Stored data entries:

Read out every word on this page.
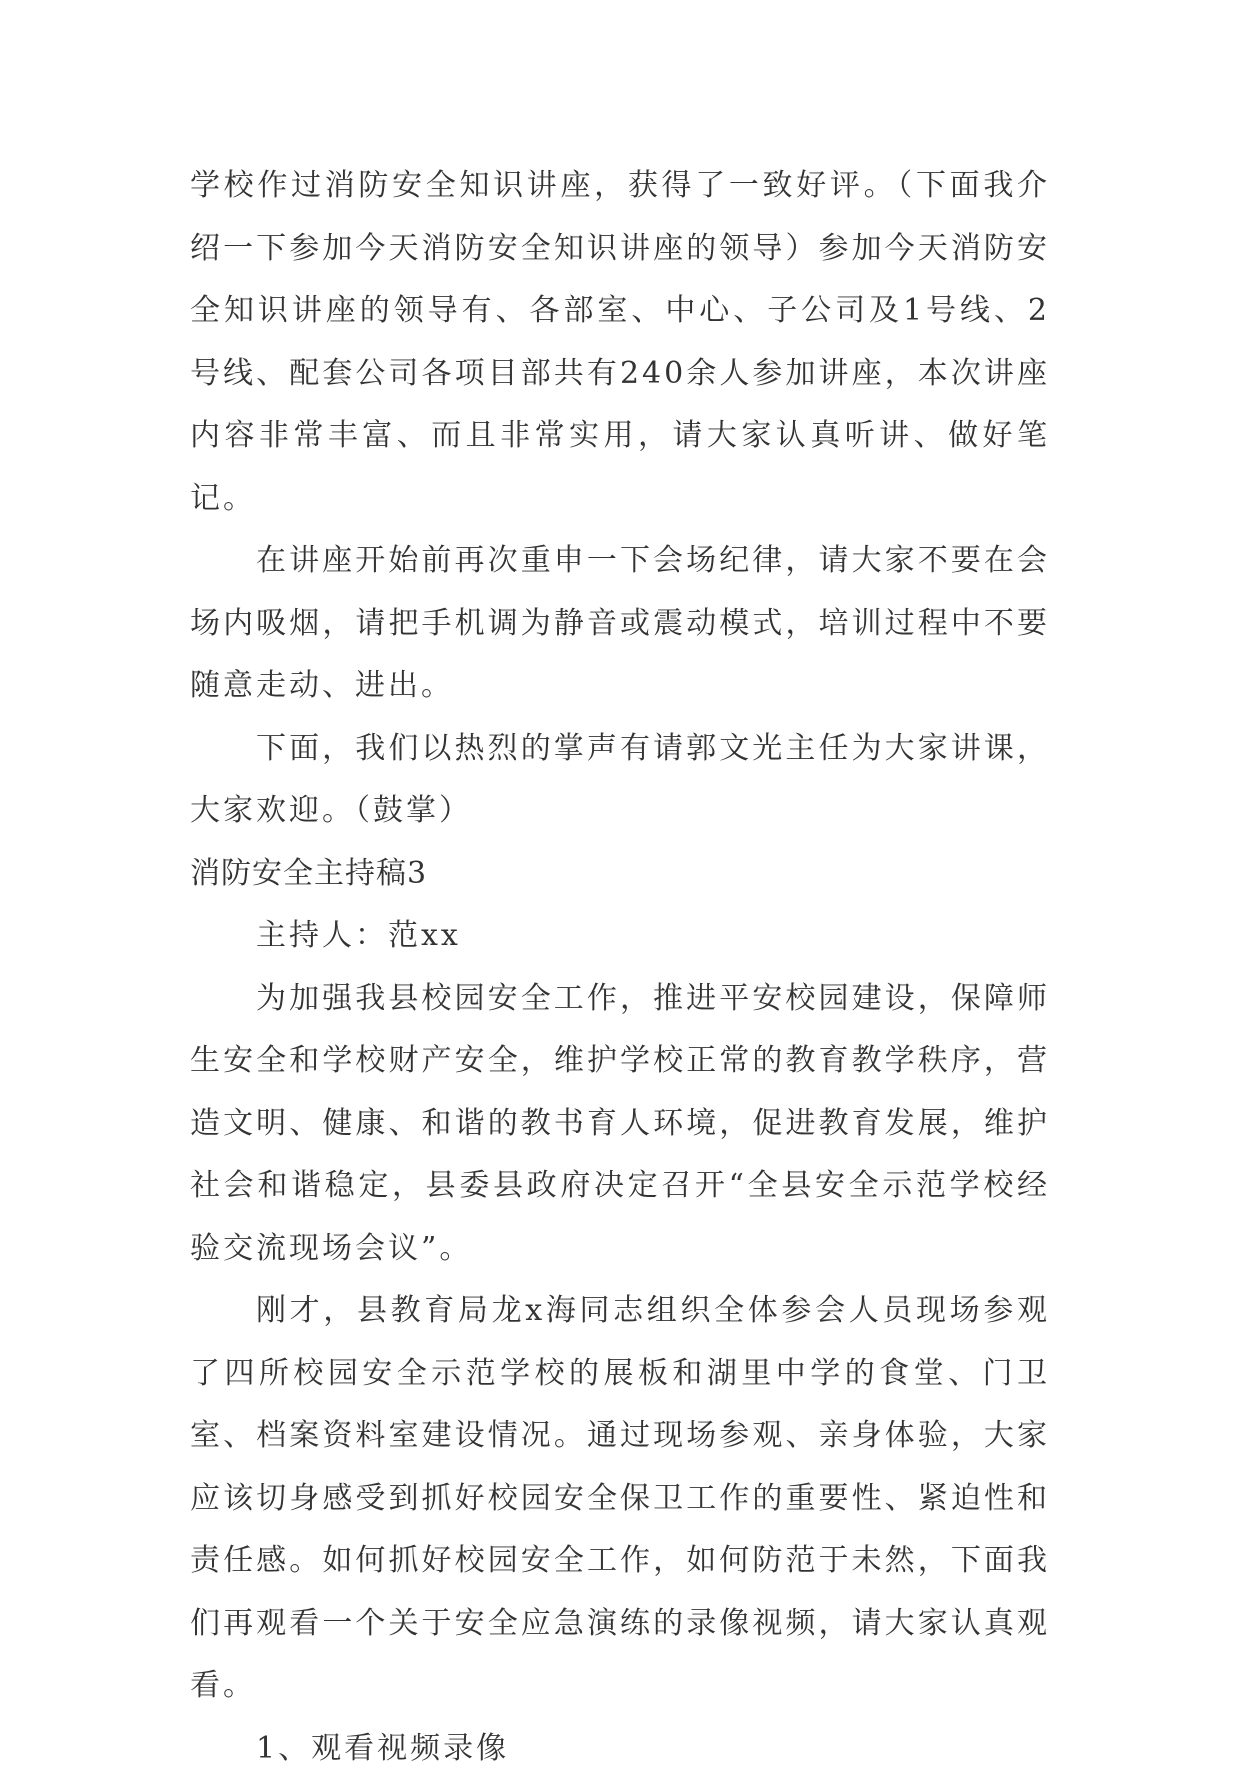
学校作过消防安全知识讲座，获得了一致好评。（下面我介绍一下参加今天消防安全知识讲座的领导）参加今天消防安全知识讲座的领导有、各部室、中心、子公司及1号线、2号线、配套公司各项目部共有240余人参加讲座，本次讲座内容非常丰富、而且非常实用，请大家认真听讲、做好笔记。

在讲座开始前再次重申一下会场纪律，请大家不要在会场内吸烟，请把手机调为静音或震动模式，培训过程中不要随意走动、进出。

下面，我们以热烈的掌声有请郭文光主任为大家讲课，大家欢迎。（鼓掌）

消防安全主持稿3

主持人：范xx

为加强我县校园安全工作，推进平安校园建设，保障师生安全和学校财产安全，维护学校正常的教育教学秩序，营造文明、健康、和谐的教书育人环境，促进教育发展，维护社会和谐稳定，县委县政府决定召开“全县安全示范学校经验交流现场会议”。

刚才，县教育局龙x海同志组织全体参会人员现场参观了四所校园安全示范学校的展板和湖里中学的食堂、门卫室、档案资料室建设情况。通过现场参观、亲身体验，大家应该切身感受到抓好校园安全保卫工作的重要性、紧迫性和责任感。如何抓好校园安全工作，如何防范于未然，下面我们再观看一个关于安全应急演练的录像视频，请大家认真观看。

1、观看视频录像
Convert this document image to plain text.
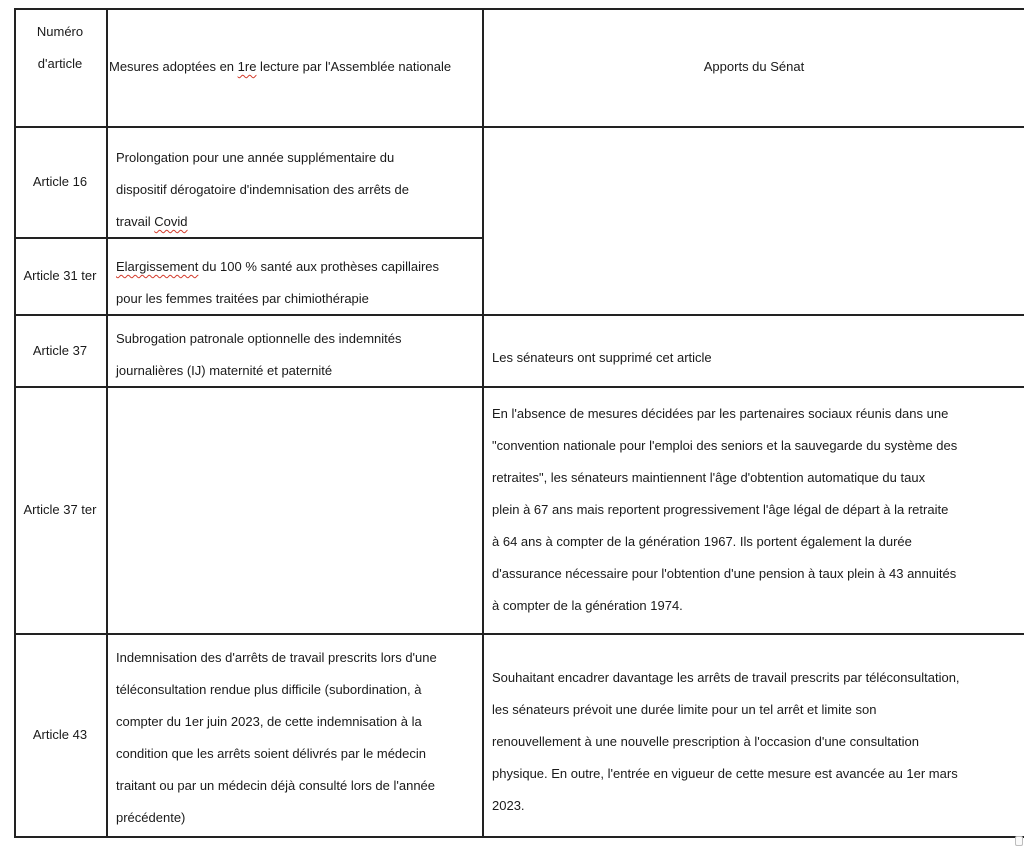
Numéro
d'article	Mesures adoptées en 1re lecture par l'Assemblée nationale	Apports du Sénat
Article 16
Prolongation pour une année supplémentaire du
dispositif dérogatoire d'indemnisation des arrêts de
travail Covid
Article 31 ter
Elargissement du 100 % santé aux prothèses capillaires
pour les femmes traitées par chimiothérapie
Article 37
Subrogation patronale optionnelle des indemnités
journalières (IJ) maternité et paternité
Les sénateurs ont supprimé cet article
Article 37 ter
En l'absence de mesures décidées par les partenaires sociaux réunis dans une
"convention nationale pour l'emploi des seniors et la sauvegarde du système des
retraites", les sénateurs maintiennent l'âge d'obtention automatique du taux
plein à 67 ans mais reportent progressivement l'âge légal de départ à la retraite
à 64 ans à compter de la génération 1967. Ils portent également la durée
d'assurance nécessaire pour l'obtention d'une pension à taux plein à 43 annuités
à compter de la génération 1974.
Article 43
Indemnisation des d'arrêts de travail prescrits lors d'une
téléconsultation rendue plus difficile (subordination, à
compter du 1er juin 2023, de cette indemnisation à la
condition que les arrêts soient délivrés par le médecin
traitant ou par un médecin déjà consulté lors de l'année
précédente)
Souhaitant encadrer davantage les arrêts de travail prescrits par téléconsultation,
les sénateurs prévoit une durée limite pour un tel arrêt et limite son
renouvellement à une nouvelle prescription à l'occasion d'une consultation
physique. En outre, l'entrée en vigueur de cette mesure est avancée au 1er mars
2023.
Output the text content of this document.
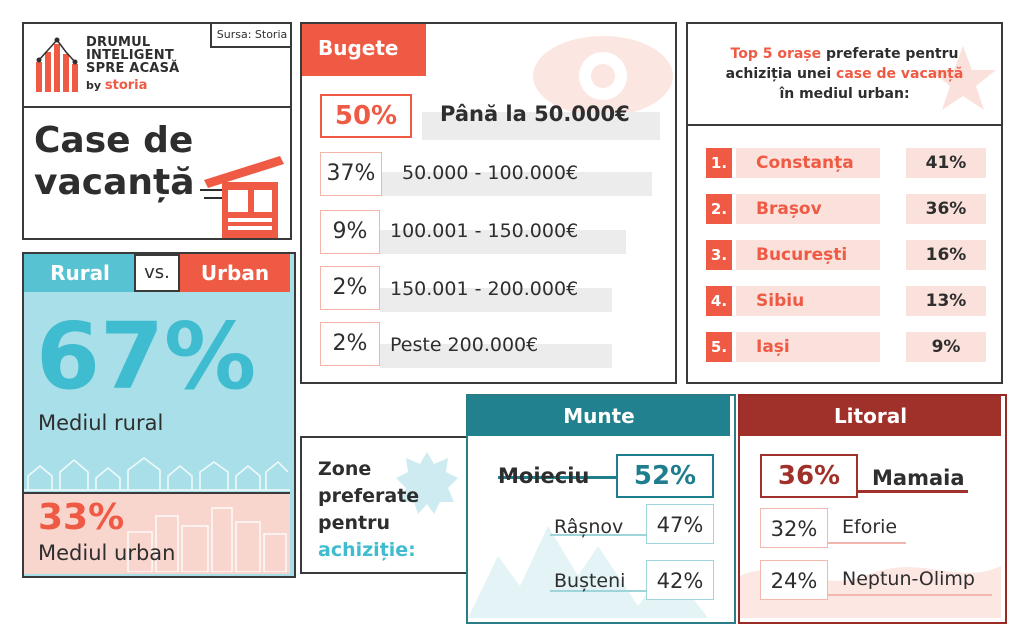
DRUMUL
INTELIGENT
SPRE ACASĂ
by storia
Sursa: Storia
Case de
vacanță
Rural	vs.	Urban
67%
Mediul rural
33%
Mediul urban
Bugete
50%	Până la 50.000€
37%	50.000 - 100.000€
9%	100.001 - 150.000€
2%	150.001 - 200.000€
2%	Peste 200.000€
Top 5 orașe preferate pentru
achiziția unei case de vacanță
în mediul urban:
1.	Constanța	41%
2.	Brașov	36%
3.	București	16%
4.	Sibiu	13%
5.	Iași	9%
Zone
preferate
pentru
achiziție:
Munte
Moieciu	52%
Râșnov	47%
Bușteni	42%
Litoral
36%	Mamaia
32%	Eforie
24%	Neptun-Olimp
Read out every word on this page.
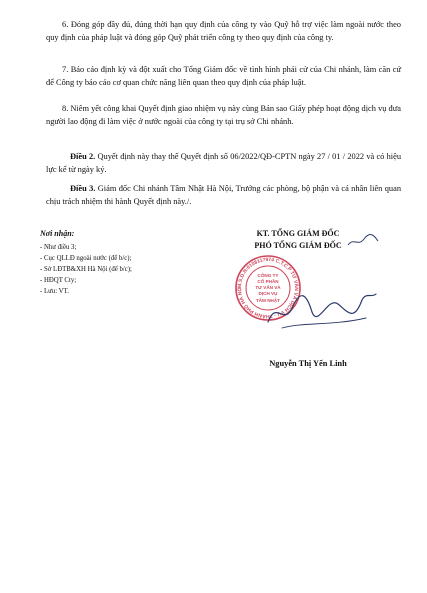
6. Đóng góp đầy đủ, đúng thời hạn quy định của công ty vào Quỹ hỗ trợ việc làm ngoài nước theo quy định của pháp luật và đóng góp Quỹ phát triển công ty theo quy định của công ty.

7. Báo cáo định kỳ và đột xuất cho Tổng Giám đốc về tình hình phái cử của Chi nhánh, làm căn cứ để Công ty báo cáo cơ quan chức năng liên quan theo quy định của pháp luật.

8. Niêm yết công khai Quyết định giao nhiệm vụ này cùng Bản sao Giấy phép hoạt động dịch vụ đưa người lao động đi làm việc ở nước ngoài của công ty tại trụ sở Chi nhánh.

Điều 2. Quyết định này thay thế Quyết định số 06/2022/QĐ-CPTN ngày 27 / 01 / 2022 và có hiệu lực kể từ ngày ký.

Điều 3. Giám đốc Chi nhánh Tâm Nhật Hà Nội, Trưởng các phòng, bộ phận và cá nhân liên quan chịu trách nhiệm thi hành Quyết định này./.

Nơi nhận:

- Như điều 3;
- Cục QLLĐ ngoài nước (để b/c);
- Sở LĐTB&XH Hà Nội (để b/c);
- HĐQT Cty;
- Lưu: VT.
KT. TỔNG GIÁM ĐỐC
PHÓ TỔNG GIÁM ĐỐC
M.S.D.N:0108117974 C.T.C.P TƯ VẤN VÀ DỊCH VỤ - THÀNH PHỐ HÀ NỘ
CÔNG TY
CỔ PHẦN
TƯ VẤN VÀ
DỊCH VỤ
TÂM NHẬT
Nguyễn Thị Yến Linh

* [Task goal]: From the entries above, copy out every line where the string "nationale" appears.

* [Expected answer]:
d'article	Mesures adoptées en 1re lecture par l'Assemblée nationale	Apports du Sénat
"convention nationale pour l'emploi des seniors et la sauvegarde du système des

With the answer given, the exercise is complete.